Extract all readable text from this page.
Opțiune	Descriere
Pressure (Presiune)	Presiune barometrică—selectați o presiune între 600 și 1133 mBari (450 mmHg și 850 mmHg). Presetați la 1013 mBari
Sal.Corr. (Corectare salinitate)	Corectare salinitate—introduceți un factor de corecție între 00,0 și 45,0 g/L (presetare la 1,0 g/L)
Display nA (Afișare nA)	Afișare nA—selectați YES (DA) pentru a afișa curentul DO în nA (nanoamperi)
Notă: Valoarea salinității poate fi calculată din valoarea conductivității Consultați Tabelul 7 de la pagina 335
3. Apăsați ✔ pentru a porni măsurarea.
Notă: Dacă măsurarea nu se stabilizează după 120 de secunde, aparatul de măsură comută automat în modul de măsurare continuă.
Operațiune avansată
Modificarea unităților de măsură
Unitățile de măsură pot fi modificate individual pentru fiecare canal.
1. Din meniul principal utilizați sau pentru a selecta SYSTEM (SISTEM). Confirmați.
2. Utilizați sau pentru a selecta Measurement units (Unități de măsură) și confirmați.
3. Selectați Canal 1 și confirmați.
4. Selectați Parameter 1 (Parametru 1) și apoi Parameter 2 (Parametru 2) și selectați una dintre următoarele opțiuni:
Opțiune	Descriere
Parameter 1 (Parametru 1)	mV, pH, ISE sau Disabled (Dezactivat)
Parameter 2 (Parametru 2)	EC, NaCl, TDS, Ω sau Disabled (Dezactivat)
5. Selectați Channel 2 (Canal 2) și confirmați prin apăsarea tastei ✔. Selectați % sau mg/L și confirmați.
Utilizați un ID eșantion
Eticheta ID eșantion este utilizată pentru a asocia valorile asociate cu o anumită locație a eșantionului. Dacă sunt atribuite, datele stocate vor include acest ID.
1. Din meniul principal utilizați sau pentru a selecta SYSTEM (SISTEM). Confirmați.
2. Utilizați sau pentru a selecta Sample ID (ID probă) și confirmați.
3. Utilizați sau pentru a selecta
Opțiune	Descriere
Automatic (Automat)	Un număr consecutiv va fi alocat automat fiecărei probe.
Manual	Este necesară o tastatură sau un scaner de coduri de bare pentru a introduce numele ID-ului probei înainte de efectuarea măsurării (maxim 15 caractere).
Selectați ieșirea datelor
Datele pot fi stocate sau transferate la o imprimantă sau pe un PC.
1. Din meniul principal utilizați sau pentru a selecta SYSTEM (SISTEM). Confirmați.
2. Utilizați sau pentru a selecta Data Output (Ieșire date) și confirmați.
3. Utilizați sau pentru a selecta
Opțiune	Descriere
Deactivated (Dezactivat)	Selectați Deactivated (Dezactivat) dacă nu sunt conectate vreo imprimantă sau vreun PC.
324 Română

> _Work instructions_: Report each line of the material above where the word "Parameter" appears.

> _Complete answer_:
4. Selectați Parameter 1 (Parametru 1) și apoi Parameter 2 (Parametru 2) și selectați una dintre următoarele opțiuni:
Parameter 1 (Parametru 1)	mV, pH, ISE sau Disabled (Dezactivat)
Parameter 2 (Parametru 2)	EC, NaCl, TDS, Ω sau Disabled (Dezactivat)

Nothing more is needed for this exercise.